- [Given task]
Indicate only the number of lines in the listing below in which the word "Маса" appears.

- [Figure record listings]
┌──
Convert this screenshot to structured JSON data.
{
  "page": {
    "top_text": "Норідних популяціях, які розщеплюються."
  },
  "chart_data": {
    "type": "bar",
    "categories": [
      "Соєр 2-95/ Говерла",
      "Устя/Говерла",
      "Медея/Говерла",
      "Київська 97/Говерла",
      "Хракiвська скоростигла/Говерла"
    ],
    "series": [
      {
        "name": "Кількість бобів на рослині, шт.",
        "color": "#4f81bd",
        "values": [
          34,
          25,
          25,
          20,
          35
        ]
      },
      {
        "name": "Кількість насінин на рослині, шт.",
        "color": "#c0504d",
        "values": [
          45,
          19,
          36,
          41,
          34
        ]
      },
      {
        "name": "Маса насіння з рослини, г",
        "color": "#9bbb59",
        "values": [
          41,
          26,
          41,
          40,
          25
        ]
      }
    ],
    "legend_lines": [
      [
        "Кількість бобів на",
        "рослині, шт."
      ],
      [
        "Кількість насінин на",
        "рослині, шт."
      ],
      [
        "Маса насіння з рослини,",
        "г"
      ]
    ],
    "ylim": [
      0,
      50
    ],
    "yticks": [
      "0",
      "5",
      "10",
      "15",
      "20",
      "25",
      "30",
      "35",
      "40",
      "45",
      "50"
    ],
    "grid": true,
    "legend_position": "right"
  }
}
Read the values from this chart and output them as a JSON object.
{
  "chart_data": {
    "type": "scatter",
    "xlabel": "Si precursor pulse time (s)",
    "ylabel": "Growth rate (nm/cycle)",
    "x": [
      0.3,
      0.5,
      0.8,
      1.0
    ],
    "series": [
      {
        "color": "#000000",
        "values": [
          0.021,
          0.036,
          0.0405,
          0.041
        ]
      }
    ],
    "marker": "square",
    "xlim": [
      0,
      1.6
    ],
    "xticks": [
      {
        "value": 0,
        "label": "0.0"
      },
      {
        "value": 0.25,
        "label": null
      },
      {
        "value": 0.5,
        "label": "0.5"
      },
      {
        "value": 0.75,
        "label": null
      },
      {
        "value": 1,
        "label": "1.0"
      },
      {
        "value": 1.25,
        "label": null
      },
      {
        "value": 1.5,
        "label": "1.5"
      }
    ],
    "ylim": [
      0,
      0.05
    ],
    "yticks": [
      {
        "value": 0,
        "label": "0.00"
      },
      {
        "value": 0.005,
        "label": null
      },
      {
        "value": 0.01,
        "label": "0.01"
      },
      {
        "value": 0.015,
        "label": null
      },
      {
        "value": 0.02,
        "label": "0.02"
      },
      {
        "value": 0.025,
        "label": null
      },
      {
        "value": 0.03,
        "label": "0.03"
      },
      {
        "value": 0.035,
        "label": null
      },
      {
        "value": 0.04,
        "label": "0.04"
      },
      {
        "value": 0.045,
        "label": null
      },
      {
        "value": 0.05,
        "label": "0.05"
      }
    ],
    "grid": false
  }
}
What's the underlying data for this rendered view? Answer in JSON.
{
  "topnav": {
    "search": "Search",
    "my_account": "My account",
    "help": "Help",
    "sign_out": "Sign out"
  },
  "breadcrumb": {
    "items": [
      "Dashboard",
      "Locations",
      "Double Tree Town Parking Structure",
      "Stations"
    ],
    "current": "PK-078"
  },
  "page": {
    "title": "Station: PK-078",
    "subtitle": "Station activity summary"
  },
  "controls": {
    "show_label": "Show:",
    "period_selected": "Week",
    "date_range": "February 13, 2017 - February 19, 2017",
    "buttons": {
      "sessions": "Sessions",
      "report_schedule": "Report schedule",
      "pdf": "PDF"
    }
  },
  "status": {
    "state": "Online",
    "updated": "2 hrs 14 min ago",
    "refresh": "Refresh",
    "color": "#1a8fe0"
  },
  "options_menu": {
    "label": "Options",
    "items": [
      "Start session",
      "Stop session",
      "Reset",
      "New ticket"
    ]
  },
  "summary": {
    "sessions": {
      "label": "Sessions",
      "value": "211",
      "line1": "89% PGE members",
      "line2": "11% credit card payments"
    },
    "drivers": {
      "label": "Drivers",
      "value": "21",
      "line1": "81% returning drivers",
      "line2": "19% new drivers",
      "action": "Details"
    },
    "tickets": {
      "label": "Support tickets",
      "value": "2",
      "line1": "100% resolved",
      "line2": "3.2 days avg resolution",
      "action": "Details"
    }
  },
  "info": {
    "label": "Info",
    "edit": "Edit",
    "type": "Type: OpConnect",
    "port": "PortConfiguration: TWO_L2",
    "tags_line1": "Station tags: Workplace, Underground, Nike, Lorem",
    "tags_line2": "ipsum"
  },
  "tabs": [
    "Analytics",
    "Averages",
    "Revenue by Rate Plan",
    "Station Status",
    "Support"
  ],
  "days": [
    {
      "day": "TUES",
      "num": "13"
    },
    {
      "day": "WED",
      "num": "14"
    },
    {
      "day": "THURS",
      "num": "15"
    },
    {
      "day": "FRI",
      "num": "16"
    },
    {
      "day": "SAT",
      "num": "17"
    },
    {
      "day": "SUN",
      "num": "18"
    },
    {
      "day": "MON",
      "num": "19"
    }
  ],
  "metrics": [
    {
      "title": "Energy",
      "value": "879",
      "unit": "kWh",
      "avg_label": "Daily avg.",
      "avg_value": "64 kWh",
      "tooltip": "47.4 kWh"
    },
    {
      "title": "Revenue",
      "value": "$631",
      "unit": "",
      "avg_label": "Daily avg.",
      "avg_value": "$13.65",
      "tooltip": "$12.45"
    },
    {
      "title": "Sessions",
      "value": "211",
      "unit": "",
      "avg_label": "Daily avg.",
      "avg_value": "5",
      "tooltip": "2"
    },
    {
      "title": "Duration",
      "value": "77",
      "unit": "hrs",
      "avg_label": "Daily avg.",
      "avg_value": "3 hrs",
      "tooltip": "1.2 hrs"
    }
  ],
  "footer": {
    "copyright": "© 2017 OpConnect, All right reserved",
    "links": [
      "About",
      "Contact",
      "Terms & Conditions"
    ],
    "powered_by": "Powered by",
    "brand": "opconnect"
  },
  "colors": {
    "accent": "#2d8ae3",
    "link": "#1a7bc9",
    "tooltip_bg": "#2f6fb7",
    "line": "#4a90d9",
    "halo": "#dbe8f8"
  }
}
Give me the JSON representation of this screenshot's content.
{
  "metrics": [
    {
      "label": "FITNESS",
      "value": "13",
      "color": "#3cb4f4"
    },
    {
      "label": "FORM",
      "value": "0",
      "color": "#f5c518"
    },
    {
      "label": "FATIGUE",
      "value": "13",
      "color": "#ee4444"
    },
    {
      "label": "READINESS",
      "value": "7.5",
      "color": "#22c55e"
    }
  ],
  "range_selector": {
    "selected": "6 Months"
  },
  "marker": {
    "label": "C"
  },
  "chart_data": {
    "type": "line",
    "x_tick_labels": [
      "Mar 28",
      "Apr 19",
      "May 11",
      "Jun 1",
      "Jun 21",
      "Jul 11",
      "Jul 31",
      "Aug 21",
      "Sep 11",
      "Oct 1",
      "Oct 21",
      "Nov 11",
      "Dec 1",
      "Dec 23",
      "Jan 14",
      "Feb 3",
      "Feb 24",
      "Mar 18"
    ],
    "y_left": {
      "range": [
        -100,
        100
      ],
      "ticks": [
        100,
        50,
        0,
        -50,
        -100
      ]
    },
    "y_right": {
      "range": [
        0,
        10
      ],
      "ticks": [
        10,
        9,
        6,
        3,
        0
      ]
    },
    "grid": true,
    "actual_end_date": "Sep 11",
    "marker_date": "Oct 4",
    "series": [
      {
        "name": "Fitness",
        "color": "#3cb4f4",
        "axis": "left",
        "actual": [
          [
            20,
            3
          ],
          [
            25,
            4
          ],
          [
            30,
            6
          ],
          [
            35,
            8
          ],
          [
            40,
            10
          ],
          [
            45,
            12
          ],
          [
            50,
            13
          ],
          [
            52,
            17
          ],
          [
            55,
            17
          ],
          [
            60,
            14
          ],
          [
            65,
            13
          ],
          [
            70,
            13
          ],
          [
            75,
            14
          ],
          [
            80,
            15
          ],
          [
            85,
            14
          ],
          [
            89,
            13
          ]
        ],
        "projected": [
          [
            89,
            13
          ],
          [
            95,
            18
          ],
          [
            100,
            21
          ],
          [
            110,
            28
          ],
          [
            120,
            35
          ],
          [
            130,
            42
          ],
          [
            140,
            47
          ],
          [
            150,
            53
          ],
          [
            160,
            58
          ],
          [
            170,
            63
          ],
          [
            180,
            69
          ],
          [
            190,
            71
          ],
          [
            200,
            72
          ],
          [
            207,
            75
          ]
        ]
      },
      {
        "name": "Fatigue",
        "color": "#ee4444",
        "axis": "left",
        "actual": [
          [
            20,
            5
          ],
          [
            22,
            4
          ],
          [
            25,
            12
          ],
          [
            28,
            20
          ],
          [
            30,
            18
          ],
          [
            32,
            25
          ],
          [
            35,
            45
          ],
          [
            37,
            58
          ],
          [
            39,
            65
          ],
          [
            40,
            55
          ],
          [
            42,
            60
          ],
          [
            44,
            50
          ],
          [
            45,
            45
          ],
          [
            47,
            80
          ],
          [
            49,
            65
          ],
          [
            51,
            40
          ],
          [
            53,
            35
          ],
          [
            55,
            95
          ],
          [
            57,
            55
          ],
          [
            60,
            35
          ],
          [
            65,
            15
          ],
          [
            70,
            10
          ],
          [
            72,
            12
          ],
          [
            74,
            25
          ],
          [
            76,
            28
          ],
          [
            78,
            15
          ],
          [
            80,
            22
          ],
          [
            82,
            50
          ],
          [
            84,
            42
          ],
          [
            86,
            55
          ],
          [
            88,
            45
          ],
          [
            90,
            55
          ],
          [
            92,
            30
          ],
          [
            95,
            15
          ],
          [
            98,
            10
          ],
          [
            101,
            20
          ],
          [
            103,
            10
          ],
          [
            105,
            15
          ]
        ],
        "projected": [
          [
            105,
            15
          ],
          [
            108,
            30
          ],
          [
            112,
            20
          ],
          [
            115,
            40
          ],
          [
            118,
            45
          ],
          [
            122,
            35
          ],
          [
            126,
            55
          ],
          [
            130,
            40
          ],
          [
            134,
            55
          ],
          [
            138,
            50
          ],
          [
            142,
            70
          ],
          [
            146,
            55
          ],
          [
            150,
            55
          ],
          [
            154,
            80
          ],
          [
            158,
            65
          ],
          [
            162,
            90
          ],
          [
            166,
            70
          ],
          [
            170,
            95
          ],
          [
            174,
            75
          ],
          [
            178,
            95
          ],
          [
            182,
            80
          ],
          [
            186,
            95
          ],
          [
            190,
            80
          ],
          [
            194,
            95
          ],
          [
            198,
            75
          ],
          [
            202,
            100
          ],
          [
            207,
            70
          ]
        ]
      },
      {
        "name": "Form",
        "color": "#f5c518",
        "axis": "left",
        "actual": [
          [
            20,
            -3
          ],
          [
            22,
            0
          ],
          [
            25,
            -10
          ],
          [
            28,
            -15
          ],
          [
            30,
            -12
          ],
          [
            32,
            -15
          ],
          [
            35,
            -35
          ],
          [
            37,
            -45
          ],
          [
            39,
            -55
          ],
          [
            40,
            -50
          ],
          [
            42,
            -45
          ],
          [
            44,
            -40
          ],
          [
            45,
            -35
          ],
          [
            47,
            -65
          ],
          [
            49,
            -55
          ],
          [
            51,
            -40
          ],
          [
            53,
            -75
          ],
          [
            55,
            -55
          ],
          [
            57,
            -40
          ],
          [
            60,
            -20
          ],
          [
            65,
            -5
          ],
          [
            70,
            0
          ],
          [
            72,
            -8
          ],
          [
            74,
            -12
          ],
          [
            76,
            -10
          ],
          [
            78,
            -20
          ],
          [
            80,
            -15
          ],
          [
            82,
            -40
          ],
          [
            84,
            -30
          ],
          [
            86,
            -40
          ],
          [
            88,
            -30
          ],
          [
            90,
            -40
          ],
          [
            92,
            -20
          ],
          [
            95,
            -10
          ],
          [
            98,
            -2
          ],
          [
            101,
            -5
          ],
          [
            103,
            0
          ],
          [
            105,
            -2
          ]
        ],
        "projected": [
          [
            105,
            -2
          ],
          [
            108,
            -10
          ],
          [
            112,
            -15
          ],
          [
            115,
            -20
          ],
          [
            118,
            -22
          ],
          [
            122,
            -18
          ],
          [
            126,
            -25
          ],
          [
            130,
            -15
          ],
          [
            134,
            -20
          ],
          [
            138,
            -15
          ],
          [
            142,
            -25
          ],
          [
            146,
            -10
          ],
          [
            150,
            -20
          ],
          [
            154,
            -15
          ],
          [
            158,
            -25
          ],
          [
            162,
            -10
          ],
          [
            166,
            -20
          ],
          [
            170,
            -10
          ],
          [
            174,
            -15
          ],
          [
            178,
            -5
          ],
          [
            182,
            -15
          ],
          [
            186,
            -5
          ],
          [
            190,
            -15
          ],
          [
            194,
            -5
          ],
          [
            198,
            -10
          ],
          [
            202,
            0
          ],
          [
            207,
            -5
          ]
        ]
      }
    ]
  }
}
└──
- [Written solution]
2